# [Exercise directions]
Answer with one number only: the number of lines that contain "Ziekenhuisopnames".

Figure content listings:
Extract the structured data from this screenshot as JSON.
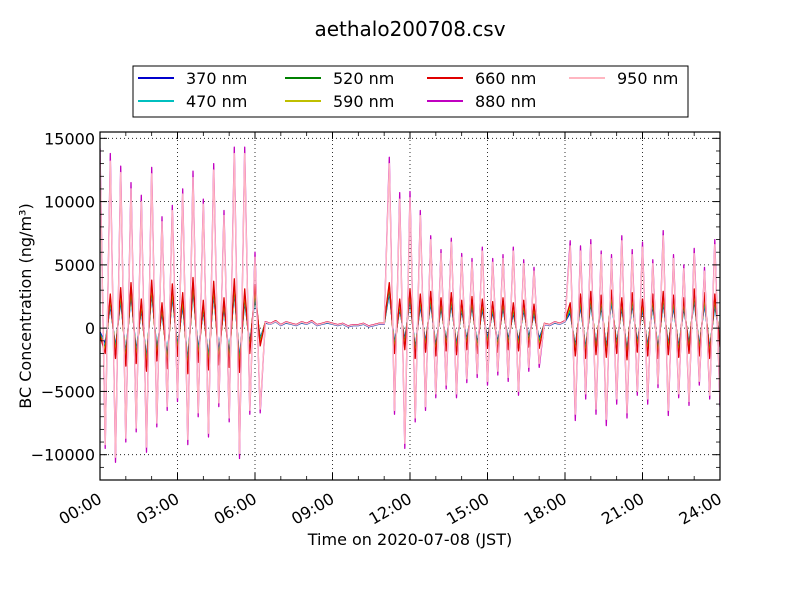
{
  "chart_data": {
    "type": "line",
    "title": "aethalo200708.csv",
    "xlabel": "Time on 2020-07-08 (JST)",
    "ylabel": "BC Concentration (ng/m³)",
    "xlim": [
      "00:00",
      "24:00"
    ],
    "ylim": [
      -12000,
      15500
    ],
    "x_ticks": [
      "00:00",
      "03:00",
      "06:00",
      "09:00",
      "12:00",
      "15:00",
      "18:00",
      "21:00",
      "24:00"
    ],
    "y_ticks": [
      -10000,
      -5000,
      0,
      5000,
      10000,
      15000
    ],
    "y_tick_labels": [
      "−10000",
      "−5000",
      "0",
      "5000",
      "10000",
      "15000"
    ],
    "grid": true,
    "legend_position": "top, above the plot",
    "x_hours": [
      0.0,
      0.2,
      0.4,
      0.6,
      0.8,
      1.0,
      1.2,
      1.4,
      1.6,
      1.8,
      2.0,
      2.2,
      2.4,
      2.6,
      2.8,
      3.0,
      3.2,
      3.4,
      3.6,
      3.8,
      4.0,
      4.2,
      4.4,
      4.6,
      4.8,
      5.0,
      5.2,
      5.4,
      5.6,
      5.8,
      6.0,
      6.2,
      6.4,
      6.6,
      6.8,
      7.0,
      7.2,
      7.4,
      7.6,
      7.8,
      8.0,
      8.2,
      8.4,
      8.6,
      8.8,
      9.0,
      9.2,
      9.4,
      9.6,
      9.8,
      10.0,
      10.2,
      10.4,
      10.6,
      10.8,
      11.0,
      11.2,
      11.4,
      11.6,
      11.8,
      12.0,
      12.2,
      12.4,
      12.6,
      12.8,
      13.0,
      13.2,
      13.4,
      13.6,
      13.8,
      14.0,
      14.2,
      14.4,
      14.6,
      14.8,
      15.0,
      15.2,
      15.4,
      15.6,
      15.8,
      16.0,
      16.2,
      16.4,
      16.6,
      16.8,
      17.0,
      17.2,
      17.4,
      17.6,
      17.8,
      18.0,
      18.2,
      18.4,
      18.6,
      18.8,
      19.0,
      19.2,
      19.4,
      19.6,
      19.8,
      20.0,
      20.2,
      20.4,
      20.6,
      20.8,
      21.0,
      21.2,
      21.4,
      21.6,
      21.8,
      22.0,
      22.2,
      22.4,
      22.6,
      22.8,
      23.0,
      23.2,
      23.4,
      23.6,
      23.8,
      24.0
    ],
    "series": [
      {
        "name": "370 nm",
        "color": "#0000cc",
        "values": [
          -300,
          -1200,
          1800,
          -1500,
          2200,
          -2000,
          2600,
          -1800,
          1500,
          -2400,
          2800,
          -1600,
          1200,
          -2200,
          2500,
          -1400,
          1800,
          -2600,
          3000,
          -1700,
          1400,
          -2300,
          2700,
          -1900,
          1600,
          -2100,
          2900,
          -2500,
          2100,
          -1200,
          2400,
          -800,
          400,
          300,
          500,
          200,
          400,
          300,
          200,
          400,
          300,
          500,
          200,
          300,
          400,
          300,
          200,
          300,
          100,
          200,
          200,
          300,
          100,
          200,
          300,
          300,
          2800,
          -1200,
          1500,
          -900,
          2200,
          -1600,
          1800,
          -1100,
          2000,
          -1400,
          1600,
          -1000,
          1900,
          -1300,
          1400,
          -900,
          1700,
          -1200,
          1500,
          -800,
          1300,
          -1100,
          1600,
          -900,
          1200,
          -1000,
          1400,
          -700,
          1100,
          -800,
          300,
          200,
          400,
          300,
          500,
          1200,
          -1400,
          1800,
          -1600,
          2000,
          -1300,
          1700,
          -1500,
          2100,
          -1200,
          1600,
          -1700,
          1900,
          -1100,
          1500,
          -1400,
          1800,
          -1600,
          2000,
          -1300,
          1700,
          -1500,
          1600,
          -1200,
          2200,
          -1400,
          1900,
          -1600,
          1800,
          -900
        ]
      },
      {
        "name": "470 nm",
        "color": "#00bfbf",
        "values": [
          -400,
          -1400,
          2000,
          -1700,
          2400,
          -2200,
          2800,
          -2000,
          1700,
          -2600,
          3000,
          -1800,
          1400,
          -2400,
          2700,
          -1600,
          2000,
          -2800,
          3200,
          -1900,
          1600,
          -2500,
          2900,
          -2100,
          1800,
          -2300,
          3100,
          -2700,
          2300,
          -1400,
          2600,
          -900,
          450,
          320,
          520,
          230,
          430,
          330,
          230,
          430,
          330,
          530,
          230,
          330,
          430,
          330,
          230,
          330,
          130,
          230,
          230,
          330,
          130,
          230,
          330,
          330,
          3000,
          -1400,
          1700,
          -1100,
          2400,
          -1800,
          2000,
          -1300,
          2200,
          -1600,
          1800,
          -1200,
          2100,
          -1500,
          1600,
          -1100,
          1900,
          -1400,
          1700,
          -1000,
          1500,
          -1300,
          1800,
          -1100,
          1400,
          -1200,
          1600,
          -900,
          1300,
          -1000,
          330,
          230,
          430,
          330,
          530,
          1400,
          -1600,
          2000,
          -1800,
          2200,
          -1500,
          1900,
          -1700,
          2300,
          -1400,
          1800,
          -1900,
          2100,
          -1300,
          1700,
          -1600,
          2000,
          -1800,
          2200,
          -1500,
          1900,
          -1700,
          1800,
          -1400,
          2400,
          -1600,
          2100,
          -1800,
          2000,
          -1000
        ]
      },
      {
        "name": "520 nm",
        "color": "#008000",
        "values": [
          -500,
          -1600,
          2300,
          -1900,
          2700,
          -2500,
          3100,
          -2300,
          1900,
          -2900,
          3300,
          -2100,
          1600,
          -2700,
          3000,
          -1800,
          2300,
          -3100,
          3500,
          -2200,
          1800,
          -2800,
          3200,
          -2400,
          2000,
          -2600,
          3400,
          -3000,
          2600,
          -1600,
          2900,
          -1100,
          480,
          340,
          560,
          250,
          460,
          350,
          250,
          460,
          350,
          560,
          250,
          350,
          460,
          350,
          250,
          350,
          150,
          250,
          250,
          350,
          150,
          250,
          350,
          350,
          3300,
          -1600,
          1900,
          -1300,
          2700,
          -2000,
          2300,
          -1500,
          2500,
          -1800,
          2000,
          -1400,
          2400,
          -1700,
          1800,
          -1300,
          2100,
          -1600,
          1900,
          -1200,
          1700,
          -1500,
          2000,
          -1300,
          1600,
          -1400,
          1800,
          -1100,
          1500,
          -1200,
          350,
          250,
          460,
          350,
          560,
          1600,
          -1800,
          2300,
          -2000,
          2500,
          -1700,
          2200,
          -1900,
          2600,
          -1600,
          2000,
          -2100,
          2400,
          -1500,
          1900,
          -1800,
          2300,
          -2000,
          2500,
          -1700,
          2200,
          -1900,
          2000,
          -1600,
          2700,
          -1800,
          2400,
          -2000,
          2300,
          -1200
        ]
      },
      {
        "name": "590 nm",
        "color": "#bfbf00",
        "values": [
          -550,
          -1700,
          2400,
          -2000,
          2800,
          -2600,
          3200,
          -2400,
          2000,
          -3000,
          3400,
          -2200,
          1700,
          -2800,
          3100,
          -1900,
          2400,
          -3200,
          3600,
          -2300,
          1900,
          -2900,
          3300,
          -2500,
          2100,
          -2700,
          3500,
          -3100,
          2700,
          -1700,
          3000,
          -1200,
          500,
          350,
          580,
          260,
          480,
          360,
          260,
          480,
          360,
          580,
          260,
          360,
          480,
          360,
          260,
          360,
          160,
          260,
          260,
          360,
          160,
          260,
          360,
          360,
          3400,
          -1700,
          2000,
          -1400,
          2800,
          -2100,
          2400,
          -1600,
          2600,
          -1900,
          2100,
          -1500,
          2500,
          -1800,
          1900,
          -1400,
          2200,
          -1700,
          2000,
          -1300,
          1800,
          -1600,
          2100,
          -1400,
          1700,
          -1500,
          1900,
          -1200,
          1600,
          -1300,
          360,
          260,
          480,
          360,
          580,
          1700,
          -1900,
          2400,
          -2100,
          2600,
          -1800,
          2300,
          -2000,
          2700,
          -1700,
          2100,
          -2200,
          2500,
          -1600,
          2000,
          -1900,
          2400,
          -2100,
          2600,
          -1800,
          2300,
          -2000,
          2100,
          -1700,
          2800,
          -1900,
          2500,
          -2100,
          2400,
          -1300
        ]
      },
      {
        "name": "660 nm",
        "color": "#e00000",
        "values": [
          -600,
          -2000,
          2700,
          -2400,
          3200,
          -3000,
          3600,
          -2800,
          2300,
          -3400,
          3800,
          -2600,
          2000,
          -3200,
          3500,
          -2200,
          2800,
          -3600,
          4000,
          -2700,
          2200,
          -3300,
          3700,
          -2900,
          2400,
          -3100,
          3900,
          -3500,
          3100,
          -2000,
          3400,
          -1400,
          520,
          370,
          600,
          280,
          500,
          380,
          280,
          500,
          380,
          600,
          280,
          380,
          500,
          380,
          280,
          380,
          180,
          280,
          280,
          380,
          180,
          280,
          380,
          380,
          3600,
          -2000,
          2300,
          -1700,
          3100,
          -2400,
          2700,
          -1900,
          2900,
          -2200,
          2400,
          -1800,
          2800,
          -2100,
          2200,
          -1700,
          2500,
          -2000,
          2300,
          -1600,
          2100,
          -1900,
          2400,
          -1700,
          2000,
          -1800,
          2200,
          -1500,
          1900,
          -1600,
          380,
          280,
          500,
          380,
          600,
          2000,
          -2200,
          2700,
          -2400,
          2900,
          -2100,
          2600,
          -2300,
          3000,
          -2000,
          2400,
          -2500,
          2800,
          -1900,
          2300,
          -2200,
          2700,
          -2400,
          2900,
          -2100,
          2600,
          -2300,
          2400,
          -2000,
          3100,
          -2200,
          2800,
          -2400,
          2700,
          -1500
        ]
      },
      {
        "name": "880 nm",
        "color": "#c000c0",
        "values": [
          14200,
          -9500,
          13800,
          -10600,
          12800,
          -9000,
          11500,
          -8200,
          10500,
          -9800,
          12700,
          -7800,
          8800,
          -6500,
          9700,
          -5800,
          11000,
          -9200,
          12400,
          -7000,
          10200,
          -8600,
          13000,
          -6200,
          9300,
          -7400,
          14300,
          -10300,
          14300,
          -6800,
          6000,
          -6700,
          500,
          350,
          560,
          260,
          480,
          360,
          260,
          480,
          360,
          560,
          260,
          360,
          480,
          360,
          260,
          360,
          160,
          260,
          260,
          360,
          160,
          260,
          360,
          360,
          13500,
          -6800,
          10700,
          -9500,
          10800,
          -7400,
          9300,
          -6500,
          7300,
          -5500,
          6200,
          -4800,
          7100,
          -5500,
          5900,
          -4300,
          5500,
          -3900,
          6400,
          -4500,
          5500,
          -3700,
          5800,
          -4200,
          6400,
          -5300,
          5400,
          -3400,
          4800,
          -3100,
          350,
          250,
          480,
          350,
          560,
          6900,
          -7300,
          6500,
          -5600,
          7000,
          -6800,
          6100,
          -7700,
          5800,
          -6000,
          7300,
          -7100,
          6200,
          -5300,
          6800,
          -6000,
          5400,
          -4700,
          7700,
          -6900,
          5800,
          -5500,
          5000,
          -6100,
          6300,
          -4500,
          4800,
          -5600,
          7000,
          -6200
        ]
      },
      {
        "name": "950 nm",
        "color": "#ffb6c1",
        "values": [
          13800,
          -9200,
          13200,
          -10200,
          12300,
          -8700,
          11000,
          -7900,
          10000,
          -9400,
          12200,
          -7500,
          8400,
          -6200,
          9300,
          -5500,
          10600,
          -8800,
          11900,
          -6700,
          9800,
          -8300,
          12500,
          -5900,
          8900,
          -7100,
          13800,
          -9900,
          13800,
          -6500,
          5600,
          -6400,
          480,
          330,
          540,
          240,
          460,
          340,
          240,
          460,
          340,
          540,
          240,
          340,
          460,
          340,
          240,
          340,
          140,
          240,
          240,
          340,
          140,
          240,
          340,
          340,
          13000,
          -6500,
          10200,
          -9100,
          10300,
          -7100,
          8900,
          -6200,
          7000,
          -5200,
          5900,
          -4500,
          6800,
          -5200,
          5600,
          -4000,
          5200,
          -3600,
          6100,
          -4200,
          5200,
          -3400,
          5500,
          -3900,
          6100,
          -5000,
          5100,
          -3100,
          4500,
          -2800,
          340,
          240,
          460,
          340,
          540,
          6500,
          -6800,
          6100,
          -5200,
          6600,
          -6400,
          5800,
          -7200,
          5500,
          -5600,
          6900,
          -6700,
          5800,
          -5000,
          6400,
          -5600,
          5100,
          -4400,
          7300,
          -6500,
          5500,
          -5200,
          4700,
          -5800,
          5900,
          -4200,
          4500,
          -5300,
          6600,
          -5900
        ]
      }
    ]
  }
}
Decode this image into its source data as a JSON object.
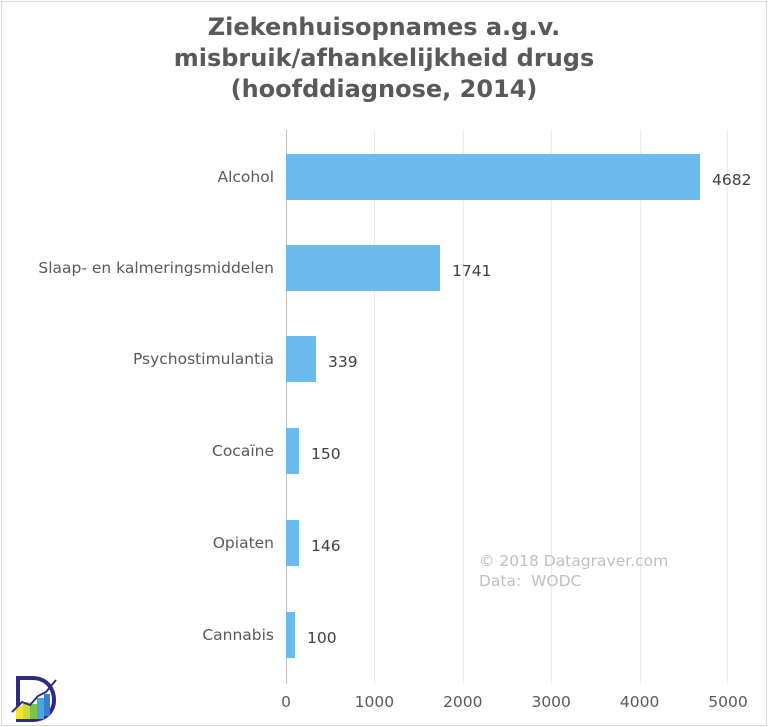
{
  "chart_data": {
    "type": "bar",
    "orientation": "horizontal",
    "title": "Ziekenhuisopnames a.g.v. misbruik/afhankelijkheid drugs (hoofddiagnose, 2014)",
    "title_lines": [
      "Ziekenhuisopnames a.g.v.",
      "misbruik/afhankelijkheid drugs",
      "(hoofddiagnose, 2014)"
    ],
    "categories": [
      "Alcohol",
      "Slaap- en kalmeringsmiddelen",
      "Psychostimulantia",
      "Cocaïne",
      "Opiaten",
      "Cannabis"
    ],
    "values": [
      4682,
      1741,
      339,
      150,
      146,
      100
    ],
    "value_labels": [
      "4682",
      "1741",
      "339",
      "150",
      "146",
      "100"
    ],
    "xlabel": "",
    "ylabel": "",
    "xlim": [
      0,
      5000
    ],
    "xticks": [
      "0",
      "1000",
      "2000",
      "3000",
      "4000",
      "5000"
    ],
    "grid": "vertical",
    "legend": "none",
    "bar_color": "#6bbbf0",
    "annotations": [
      "© 2018 Datagraver.com",
      "Data:  WODC"
    ]
  },
  "credit": {
    "line1": "© 2018 Datagraver.com",
    "line2": "Data:  WODC"
  },
  "logo": {
    "name": "datagraver-logo"
  }
}
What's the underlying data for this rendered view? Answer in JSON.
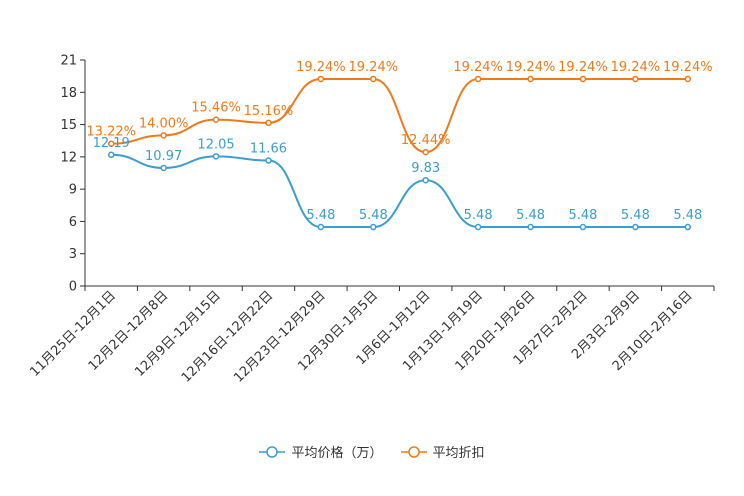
{
  "chart_data": {
    "type": "line",
    "title": "",
    "xlabel": "",
    "ylabel": "",
    "ylim": [
      0,
      21
    ],
    "yticks": [
      0,
      3,
      6,
      9,
      12,
      15,
      18,
      21
    ],
    "categories": [
      "11月25日-12月1日",
      "12月2日-12月8日",
      "12月9日-12月15日",
      "12月16日-12月22日",
      "12月23日-12月29日",
      "12月30日-1月5日",
      "1月6日-1月12日",
      "1月13日-1月19日",
      "1月20日-1月26日",
      "1月27日-2月2日",
      "2月3日-2月9日",
      "2月10日-2月16日"
    ],
    "series": [
      {
        "name": "平均价格（万）",
        "color": "#3a9ed0",
        "values": [
          12.19,
          10.97,
          12.05,
          11.66,
          5.48,
          5.48,
          9.83,
          5.48,
          5.48,
          5.48,
          5.48,
          5.48
        ],
        "labels": [
          "12.19",
          "10.97",
          "12.05",
          "11.66",
          "5.48",
          "5.48",
          "9.83",
          "5.48",
          "5.48",
          "5.48",
          "5.48",
          "5.48"
        ]
      },
      {
        "name": "平均折扣",
        "color": "#f07a1a",
        "values": [
          13.22,
          14.0,
          15.46,
          15.16,
          19.24,
          19.24,
          12.44,
          19.24,
          19.24,
          19.24,
          19.24,
          19.24
        ],
        "labels": [
          "13.22%",
          "14.00%",
          "15.46%",
          "15.16%",
          "19.24%",
          "19.24%",
          "12.44%",
          "19.24%",
          "19.24%",
          "19.24%",
          "19.24%",
          "19.24%"
        ]
      }
    ],
    "legend": "bottom-center",
    "grid": false
  },
  "legend": {
    "items": [
      {
        "label": "平均价格（万）",
        "color": "#3a9ed0"
      },
      {
        "label": "平均折扣",
        "color": "#f07a1a"
      }
    ]
  }
}
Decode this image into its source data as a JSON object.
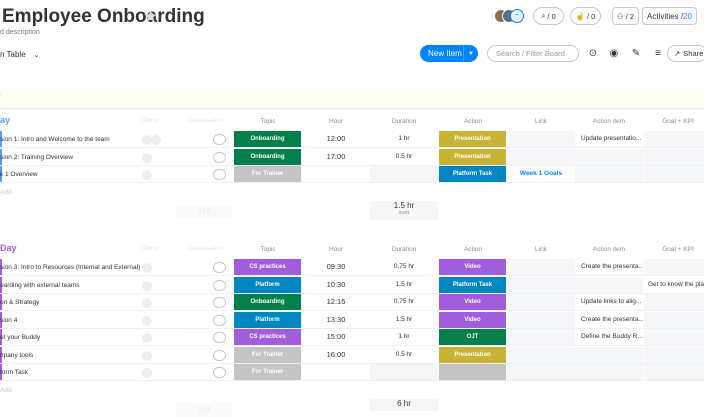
{
  "header": {
    "title": "Employee Onboarding",
    "description": "d description",
    "table_view": "n Table",
    "search_count": "/ 0",
    "updates_count": "/ 0",
    "members_count": "/ 2",
    "activities_label": "Activities /",
    "activities_count": "20"
  },
  "toolbar": {
    "new_item": "New Item",
    "search_placeholder": "Search / Filter Board",
    "share": "Share"
  },
  "columns": [
    "Topic",
    "Hour",
    "Duration",
    "Action",
    "Link",
    "Action item",
    "Goal + KPI"
  ],
  "columns_faint": [
    "Owner",
    "Conversation"
  ],
  "groups": [
    {
      "title": "ay",
      "color": "#579bfc",
      "rows": [
        {
          "name": "sion 1: Intro and Welcome to the team",
          "topic": "Onboarding",
          "topic_color": "#037f4c",
          "hour": "12:00",
          "duration": "1 hr",
          "action": "Presentation",
          "action_color": "#c9b335",
          "link": "",
          "action_item": "Update presentatio...",
          "goal": ""
        },
        {
          "name": "sion 2: Training Overview",
          "topic": "Onboarding",
          "topic_color": "#037f4c",
          "hour": "17:00",
          "duration": "0.5 hr",
          "action": "Presentation",
          "action_color": "#c9b335",
          "link": "",
          "action_item": "",
          "goal": ""
        },
        {
          "name": "k 1 Overview",
          "topic": "For Trainer",
          "topic_color": "#c4c4c4",
          "hour": "",
          "duration": "",
          "action": "Platform Task",
          "action_color": "#0086c0",
          "link": "Week 1 Goals",
          "action_item": "",
          "goal": ""
        }
      ],
      "add_label": "Add",
      "sum_value": "1.5 hr",
      "sum_label": "sum",
      "ghost_sum": "1 / 3"
    },
    {
      "title": "Day",
      "color": "#a25ddc",
      "rows": [
        {
          "name": "sion 3: Intro to Resources (Internal and External)",
          "topic": "CS practices",
          "topic_color": "#a25ddc",
          "hour": "09:30",
          "duration": "0.75 hr",
          "action": "Video",
          "action_color": "#a25ddc",
          "link": "",
          "action_item": "Create the presenta...",
          "goal": ""
        },
        {
          "name": "oarding with external teams",
          "topic": "Platform",
          "topic_color": "#0086c0",
          "hour": "10:30",
          "duration": "1.5 hr",
          "action": "Platform Task",
          "action_color": "#0086c0",
          "link": "",
          "action_item": "",
          "goal": "Get to know the pla..."
        },
        {
          "name": "on & Strategy",
          "topic": "Onboarding",
          "topic_color": "#037f4c",
          "hour": "12:15",
          "duration": "0.75 hr",
          "action": "Video",
          "action_color": "#a25ddc",
          "link": "",
          "action_item": "Update links to alig...",
          "goal": ""
        },
        {
          "name": "sion 4",
          "topic": "Platform",
          "topic_color": "#0086c0",
          "hour": "13:30",
          "duration": "1.5 hr",
          "action": "Video",
          "action_color": "#a25ddc",
          "link": "",
          "action_item": "Create the presenta...",
          "goal": ""
        },
        {
          "name": "et your Buddy",
          "topic": "CS practices",
          "topic_color": "#a25ddc",
          "hour": "15:00",
          "duration": "1 hr",
          "action": "OJT",
          "action_color": "#037f4c",
          "link": "",
          "action_item": "Define the Buddy R...",
          "goal": ""
        },
        {
          "name": "npany tools",
          "topic": "For Trainer",
          "topic_color": "#c4c4c4",
          "hour": "16:00",
          "duration": "0.5 hr",
          "action": "Presentation",
          "action_color": "#c9b335",
          "link": "",
          "action_item": "",
          "goal": ""
        },
        {
          "name": "form Task",
          "topic": "For Trainer",
          "topic_color": "#c4c4c4",
          "hour": "",
          "duration": "",
          "action": "",
          "action_color": "#c4c4c4",
          "link": "",
          "action_item": "",
          "goal": ""
        }
      ],
      "add_label": "Add",
      "sum_value": "6 hr",
      "sum_label": "",
      "ghost_sum": "1 / 4"
    }
  ]
}
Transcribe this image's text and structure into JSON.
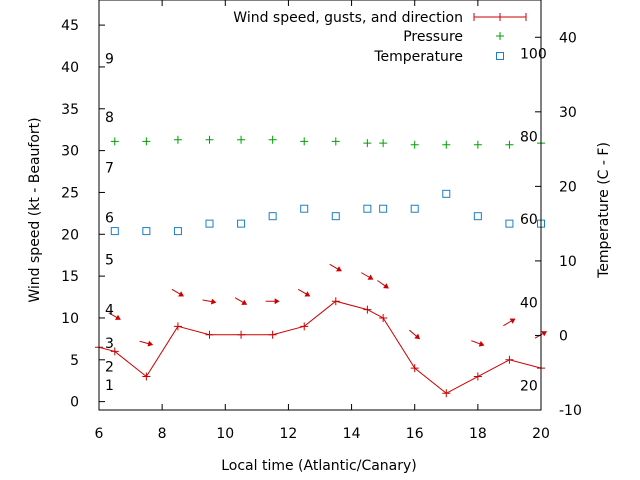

# [Solution for this problem]
2